> [Set task]
Repeat the material below exactly, with no pictures.

> [Rows]
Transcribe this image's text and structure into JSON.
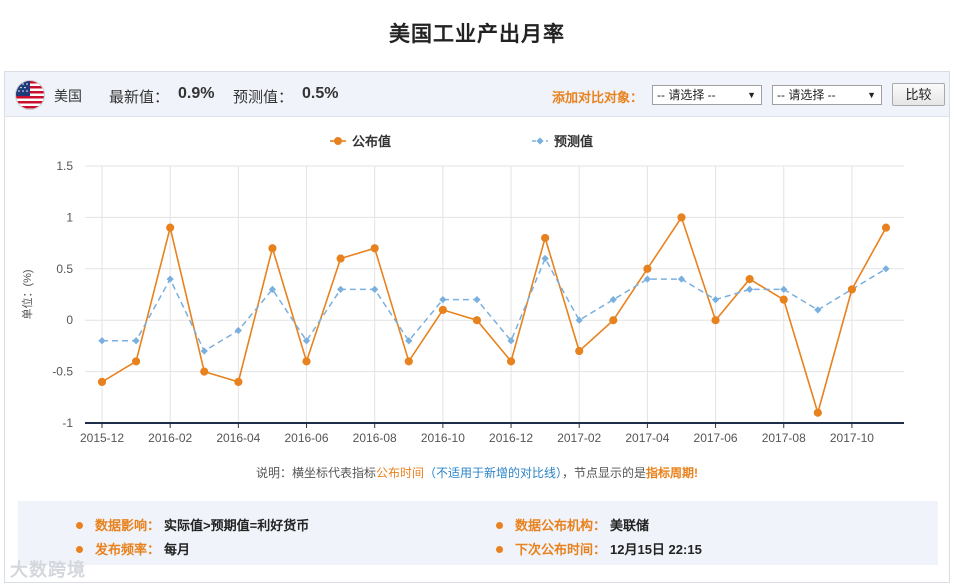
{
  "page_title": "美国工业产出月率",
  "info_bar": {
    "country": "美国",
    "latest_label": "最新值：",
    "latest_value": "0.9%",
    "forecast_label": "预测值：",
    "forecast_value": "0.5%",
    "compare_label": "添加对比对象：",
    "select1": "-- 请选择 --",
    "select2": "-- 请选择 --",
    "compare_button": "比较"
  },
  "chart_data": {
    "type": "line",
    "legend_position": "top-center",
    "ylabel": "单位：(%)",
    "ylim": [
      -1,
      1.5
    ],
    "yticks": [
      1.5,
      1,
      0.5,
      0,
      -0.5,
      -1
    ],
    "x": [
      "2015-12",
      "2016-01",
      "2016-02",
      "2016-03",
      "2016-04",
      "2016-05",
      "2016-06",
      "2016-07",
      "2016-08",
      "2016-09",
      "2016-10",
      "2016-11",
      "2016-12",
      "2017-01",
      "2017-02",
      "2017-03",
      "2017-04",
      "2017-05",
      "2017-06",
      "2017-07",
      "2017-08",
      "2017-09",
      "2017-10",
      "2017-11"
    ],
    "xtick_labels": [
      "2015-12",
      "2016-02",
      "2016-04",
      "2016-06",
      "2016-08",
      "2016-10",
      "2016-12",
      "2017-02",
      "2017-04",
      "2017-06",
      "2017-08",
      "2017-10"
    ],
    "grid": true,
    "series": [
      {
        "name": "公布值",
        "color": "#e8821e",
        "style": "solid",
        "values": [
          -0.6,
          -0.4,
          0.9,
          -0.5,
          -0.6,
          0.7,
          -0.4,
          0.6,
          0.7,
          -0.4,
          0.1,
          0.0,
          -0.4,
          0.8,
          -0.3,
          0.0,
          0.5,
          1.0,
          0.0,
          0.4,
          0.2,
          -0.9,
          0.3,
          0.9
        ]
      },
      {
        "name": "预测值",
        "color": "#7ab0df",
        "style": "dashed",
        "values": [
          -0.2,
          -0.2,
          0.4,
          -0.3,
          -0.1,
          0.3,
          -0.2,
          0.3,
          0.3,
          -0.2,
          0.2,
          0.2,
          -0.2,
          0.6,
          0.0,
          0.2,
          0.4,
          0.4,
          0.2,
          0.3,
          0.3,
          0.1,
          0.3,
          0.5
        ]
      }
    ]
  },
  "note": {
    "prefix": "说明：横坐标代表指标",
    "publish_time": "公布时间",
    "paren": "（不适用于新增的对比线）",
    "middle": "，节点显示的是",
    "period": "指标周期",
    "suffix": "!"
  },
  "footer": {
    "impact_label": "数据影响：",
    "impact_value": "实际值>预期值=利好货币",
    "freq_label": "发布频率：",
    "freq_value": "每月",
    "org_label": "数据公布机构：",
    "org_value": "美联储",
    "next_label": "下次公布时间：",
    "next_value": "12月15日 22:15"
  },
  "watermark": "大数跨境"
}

> [The response]
Transcribe this image's text and structure into JSON.
{
  "page_title": "美国工业产出月率",
  "info_bar": {
    "country": "美国",
    "latest_label": "最新值：",
    "latest_value": "0.9%",
    "forecast_label": "预测值：",
    "forecast_value": "0.5%",
    "compare_label": "添加对比对象：",
    "select1": "-- 请选择 --",
    "select2": "-- 请选择 --",
    "compare_button": "比较"
  },
  "chart_data": {
    "type": "line",
    "legend_position": "top-center",
    "ylabel": "单位：(%)",
    "ylim": [
      -1,
      1.5
    ],
    "yticks": [
      1.5,
      1,
      0.5,
      0,
      -0.5,
      -1
    ],
    "x": [
      "2015-12",
      "2016-01",
      "2016-02",
      "2016-03",
      "2016-04",
      "2016-05",
      "2016-06",
      "2016-07",
      "2016-08",
      "2016-09",
      "2016-10",
      "2016-11",
      "2016-12",
      "2017-01",
      "2017-02",
      "2017-03",
      "2017-04",
      "2017-05",
      "2017-06",
      "2017-07",
      "2017-08",
      "2017-09",
      "2017-10",
      "2017-11"
    ],
    "xtick_labels": [
      "2015-12",
      "2016-02",
      "2016-04",
      "2016-06",
      "2016-08",
      "2016-10",
      "2016-12",
      "2017-02",
      "2017-04",
      "2017-06",
      "2017-08",
      "2017-10"
    ],
    "grid": true,
    "series": [
      {
        "name": "公布值",
        "color": "#e8821e",
        "style": "solid",
        "values": [
          -0.6,
          -0.4,
          0.9,
          -0.5,
          -0.6,
          0.7,
          -0.4,
          0.6,
          0.7,
          -0.4,
          0.1,
          0.0,
          -0.4,
          0.8,
          -0.3,
          0.0,
          0.5,
          1.0,
          0.0,
          0.4,
          0.2,
          -0.9,
          0.3,
          0.9
        ]
      },
      {
        "name": "预测值",
        "color": "#7ab0df",
        "style": "dashed",
        "values": [
          -0.2,
          -0.2,
          0.4,
          -0.3,
          -0.1,
          0.3,
          -0.2,
          0.3,
          0.3,
          -0.2,
          0.2,
          0.2,
          -0.2,
          0.6,
          0.0,
          0.2,
          0.4,
          0.4,
          0.2,
          0.3,
          0.3,
          0.1,
          0.3,
          0.5
        ]
      }
    ]
  },
  "note": {
    "prefix": "说明：横坐标代表指标",
    "publish_time": "公布时间",
    "paren": "（不适用于新增的对比线）",
    "middle": "，节点显示的是",
    "period": "指标周期",
    "suffix": "!"
  },
  "footer": {
    "impact_label": "数据影响：",
    "impact_value": "实际值>预期值=利好货币",
    "freq_label": "发布频率：",
    "freq_value": "每月",
    "org_label": "数据公布机构：",
    "org_value": "美联储",
    "next_label": "下次公布时间：",
    "next_value": "12月15日 22:15"
  },
  "watermark": "大数跨境"
}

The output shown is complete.